**What is needed**
You are to retype all of the data exactly as it appears.

▽

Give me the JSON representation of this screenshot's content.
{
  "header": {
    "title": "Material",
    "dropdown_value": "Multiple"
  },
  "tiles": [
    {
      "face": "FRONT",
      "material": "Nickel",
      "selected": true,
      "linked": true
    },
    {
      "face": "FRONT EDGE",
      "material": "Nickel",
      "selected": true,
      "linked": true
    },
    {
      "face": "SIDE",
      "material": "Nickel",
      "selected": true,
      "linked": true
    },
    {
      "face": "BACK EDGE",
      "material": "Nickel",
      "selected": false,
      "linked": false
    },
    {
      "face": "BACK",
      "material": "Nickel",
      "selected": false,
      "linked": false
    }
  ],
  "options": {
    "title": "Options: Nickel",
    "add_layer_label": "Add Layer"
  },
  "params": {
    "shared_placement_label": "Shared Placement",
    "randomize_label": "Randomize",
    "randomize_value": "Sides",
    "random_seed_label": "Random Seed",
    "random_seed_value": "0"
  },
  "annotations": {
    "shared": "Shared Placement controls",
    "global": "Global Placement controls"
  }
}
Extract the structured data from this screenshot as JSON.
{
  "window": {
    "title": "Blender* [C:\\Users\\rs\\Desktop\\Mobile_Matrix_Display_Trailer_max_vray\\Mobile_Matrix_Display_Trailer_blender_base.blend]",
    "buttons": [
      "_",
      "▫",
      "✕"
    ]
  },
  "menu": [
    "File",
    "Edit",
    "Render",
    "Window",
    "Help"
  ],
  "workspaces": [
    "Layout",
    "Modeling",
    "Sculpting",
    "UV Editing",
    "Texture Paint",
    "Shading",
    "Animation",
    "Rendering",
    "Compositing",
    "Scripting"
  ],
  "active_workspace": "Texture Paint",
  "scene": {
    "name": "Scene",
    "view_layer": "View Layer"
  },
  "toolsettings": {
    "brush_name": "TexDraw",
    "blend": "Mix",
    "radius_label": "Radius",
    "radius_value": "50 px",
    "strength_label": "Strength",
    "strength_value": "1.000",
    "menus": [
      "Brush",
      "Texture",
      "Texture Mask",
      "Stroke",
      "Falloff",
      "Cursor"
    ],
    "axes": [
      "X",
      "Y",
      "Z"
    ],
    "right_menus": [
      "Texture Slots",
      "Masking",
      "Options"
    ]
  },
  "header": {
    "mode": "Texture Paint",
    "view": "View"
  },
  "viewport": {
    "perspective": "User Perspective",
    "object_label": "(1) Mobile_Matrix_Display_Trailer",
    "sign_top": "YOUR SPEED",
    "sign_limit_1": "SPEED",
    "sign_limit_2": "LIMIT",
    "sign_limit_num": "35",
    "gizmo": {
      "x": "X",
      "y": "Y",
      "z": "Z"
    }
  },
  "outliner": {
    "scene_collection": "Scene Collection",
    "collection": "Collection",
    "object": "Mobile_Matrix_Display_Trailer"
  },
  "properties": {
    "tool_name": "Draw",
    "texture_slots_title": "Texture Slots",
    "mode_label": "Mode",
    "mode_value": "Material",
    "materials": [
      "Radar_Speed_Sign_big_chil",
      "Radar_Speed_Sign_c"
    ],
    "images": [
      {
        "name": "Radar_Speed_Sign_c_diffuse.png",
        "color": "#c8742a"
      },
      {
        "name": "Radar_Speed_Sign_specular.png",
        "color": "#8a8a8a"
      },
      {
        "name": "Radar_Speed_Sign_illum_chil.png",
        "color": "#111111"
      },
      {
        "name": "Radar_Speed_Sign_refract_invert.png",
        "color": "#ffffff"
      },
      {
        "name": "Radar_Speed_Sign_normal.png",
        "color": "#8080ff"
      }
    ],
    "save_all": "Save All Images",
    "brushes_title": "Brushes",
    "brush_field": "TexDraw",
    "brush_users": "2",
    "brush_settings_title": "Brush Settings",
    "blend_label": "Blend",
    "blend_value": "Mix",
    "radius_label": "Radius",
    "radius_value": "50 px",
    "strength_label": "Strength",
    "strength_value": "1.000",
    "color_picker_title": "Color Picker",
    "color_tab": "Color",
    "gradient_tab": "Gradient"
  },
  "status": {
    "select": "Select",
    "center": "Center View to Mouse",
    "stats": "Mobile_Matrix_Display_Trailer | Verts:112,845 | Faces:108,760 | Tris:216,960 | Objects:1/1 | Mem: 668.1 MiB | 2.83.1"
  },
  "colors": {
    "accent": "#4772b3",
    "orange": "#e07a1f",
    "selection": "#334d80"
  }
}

△

**Response**
Give me the JSON representation of this screenshot's content.
{
  "header": {
    "title": "Material",
    "dropdown_value": "Multiple"
  },
  "tiles": [
    {
      "face": "FRONT",
      "material": "Nickel",
      "selected": true,
      "linked": true
    },
    {
      "face": "FRONT EDGE",
      "material": "Nickel",
      "selected": true,
      "linked": true
    },
    {
      "face": "SIDE",
      "material": "Nickel",
      "selected": true,
      "linked": true
    },
    {
      "face": "BACK EDGE",
      "material": "Nickel",
      "selected": false,
      "linked": false
    },
    {
      "face": "BACK",
      "material": "Nickel",
      "selected": false,
      "linked": false
    }
  ],
  "options": {
    "title": "Options: Nickel",
    "add_layer_label": "Add Layer"
  },
  "params": {
    "shared_placement_label": "Shared Placement",
    "randomize_label": "Randomize",
    "randomize_value": "Sides",
    "random_seed_label": "Random Seed",
    "random_seed_value": "0"
  },
  "annotations": {
    "shared": "Shared Placement controls",
    "global": "Global Placement controls"
  }
}
Extract the structured data from this screenshot as JSON.
{
  "window": {
    "title": "Blender* [C:\\Users\\rs\\Desktop\\Mobile_Matrix_Display_Trailer_max_vray\\Mobile_Matrix_Display_Trailer_blender_base.blend]",
    "buttons": [
      "_",
      "▫",
      "✕"
    ]
  },
  "menu": [
    "File",
    "Edit",
    "Render",
    "Window",
    "Help"
  ],
  "workspaces": [
    "Layout",
    "Modeling",
    "Sculpting",
    "UV Editing",
    "Texture Paint",
    "Shading",
    "Animation",
    "Rendering",
    "Compositing",
    "Scripting"
  ],
  "active_workspace": "Texture Paint",
  "scene": {
    "name": "Scene",
    "view_layer": "View Layer"
  },
  "toolsettings": {
    "brush_name": "TexDraw",
    "blend": "Mix",
    "radius_label": "Radius",
    "radius_value": "50 px",
    "strength_label": "Strength",
    "strength_value": "1.000",
    "menus": [
      "Brush",
      "Texture",
      "Texture Mask",
      "Stroke",
      "Falloff",
      "Cursor"
    ],
    "axes": [
      "X",
      "Y",
      "Z"
    ],
    "right_menus": [
      "Texture Slots",
      "Masking",
      "Options"
    ]
  },
  "header": {
    "mode": "Texture Paint",
    "view": "View"
  },
  "viewport": {
    "perspective": "User Perspective",
    "object_label": "(1) Mobile_Matrix_Display_Trailer",
    "sign_top": "YOUR SPEED",
    "sign_limit_1": "SPEED",
    "sign_limit_2": "LIMIT",
    "sign_limit_num": "35",
    "gizmo": {
      "x": "X",
      "y": "Y",
      "z": "Z"
    }
  },
  "outliner": {
    "scene_collection": "Scene Collection",
    "collection": "Collection",
    "object": "Mobile_Matrix_Display_Trailer"
  },
  "properties": {
    "tool_name": "Draw",
    "texture_slots_title": "Texture Slots",
    "mode_label": "Mode",
    "mode_value": "Material",
    "materials": [
      "Radar_Speed_Sign_big_chil",
      "Radar_Speed_Sign_c"
    ],
    "images": [
      {
        "name": "Radar_Speed_Sign_c_diffuse.png",
        "color": "#c8742a"
      },
      {
        "name": "Radar_Speed_Sign_specular.png",
        "color": "#8a8a8a"
      },
      {
        "name": "Radar_Speed_Sign_illum_chil.png",
        "color": "#111111"
      },
      {
        "name": "Radar_Speed_Sign_refract_invert.png",
        "color": "#ffffff"
      },
      {
        "name": "Radar_Speed_Sign_normal.png",
        "color": "#8080ff"
      }
    ],
    "save_all": "Save All Images",
    "brushes_title": "Brushes",
    "brush_field": "TexDraw",
    "brush_users": "2",
    "brush_settings_title": "Brush Settings",
    "blend_label": "Blend",
    "blend_value": "Mix",
    "radius_label": "Radius",
    "radius_value": "50 px",
    "strength_label": "Strength",
    "strength_value": "1.000",
    "color_picker_title": "Color Picker",
    "color_tab": "Color",
    "gradient_tab": "Gradient"
  },
  "status": {
    "select": "Select",
    "center": "Center View to Mouse",
    "stats": "Mobile_Matrix_Display_Trailer | Verts:112,845 | Faces:108,760 | Tris:216,960 | Objects:1/1 | Mem: 668.1 MiB | 2.83.1"
  },
  "colors": {
    "accent": "#4772b3",
    "orange": "#e07a1f",
    "selection": "#334d80"
  }
}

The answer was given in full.